(Records from a collection of figures)
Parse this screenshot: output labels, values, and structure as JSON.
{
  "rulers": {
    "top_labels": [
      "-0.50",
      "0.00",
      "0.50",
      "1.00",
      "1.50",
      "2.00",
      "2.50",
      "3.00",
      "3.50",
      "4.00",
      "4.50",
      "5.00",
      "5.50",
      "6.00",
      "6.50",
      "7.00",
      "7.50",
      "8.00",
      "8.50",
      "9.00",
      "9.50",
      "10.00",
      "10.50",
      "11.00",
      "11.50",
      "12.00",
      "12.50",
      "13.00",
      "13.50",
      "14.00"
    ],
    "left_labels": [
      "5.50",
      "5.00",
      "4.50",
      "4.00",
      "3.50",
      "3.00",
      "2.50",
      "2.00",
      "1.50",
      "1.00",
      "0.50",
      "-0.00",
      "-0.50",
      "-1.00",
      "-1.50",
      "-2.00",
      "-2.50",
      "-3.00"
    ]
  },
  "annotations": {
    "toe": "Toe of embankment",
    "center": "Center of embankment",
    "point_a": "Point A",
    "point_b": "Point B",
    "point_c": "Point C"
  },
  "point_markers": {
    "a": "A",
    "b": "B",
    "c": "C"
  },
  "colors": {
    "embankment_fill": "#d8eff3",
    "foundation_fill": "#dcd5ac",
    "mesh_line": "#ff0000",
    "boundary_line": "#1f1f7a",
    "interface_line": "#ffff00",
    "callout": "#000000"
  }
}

= Aim =
Every entry above needs to be quoted exactly.

= Task answer =
Parse this screenshot: output labels, values, and structure as JSON.
{
  "rulers": {
    "top_labels": [
      "-0.50",
      "0.00",
      "0.50",
      "1.00",
      "1.50",
      "2.00",
      "2.50",
      "3.00",
      "3.50",
      "4.00",
      "4.50",
      "5.00",
      "5.50",
      "6.00",
      "6.50",
      "7.00",
      "7.50",
      "8.00",
      "8.50",
      "9.00",
      "9.50",
      "10.00",
      "10.50",
      "11.00",
      "11.50",
      "12.00",
      "12.50",
      "13.00",
      "13.50",
      "14.00"
    ],
    "left_labels": [
      "5.50",
      "5.00",
      "4.50",
      "4.00",
      "3.50",
      "3.00",
      "2.50",
      "2.00",
      "1.50",
      "1.00",
      "0.50",
      "-0.00",
      "-0.50",
      "-1.00",
      "-1.50",
      "-2.00",
      "-2.50",
      "-3.00"
    ]
  },
  "annotations": {
    "toe": "Toe of embankment",
    "center": "Center of embankment",
    "point_a": "Point A",
    "point_b": "Point B",
    "point_c": "Point C"
  },
  "point_markers": {
    "a": "A",
    "b": "B",
    "c": "C"
  },
  "colors": {
    "embankment_fill": "#d8eff3",
    "foundation_fill": "#dcd5ac",
    "mesh_line": "#ff0000",
    "boundary_line": "#1f1f7a",
    "interface_line": "#ffff00",
    "callout": "#000000"
  }
}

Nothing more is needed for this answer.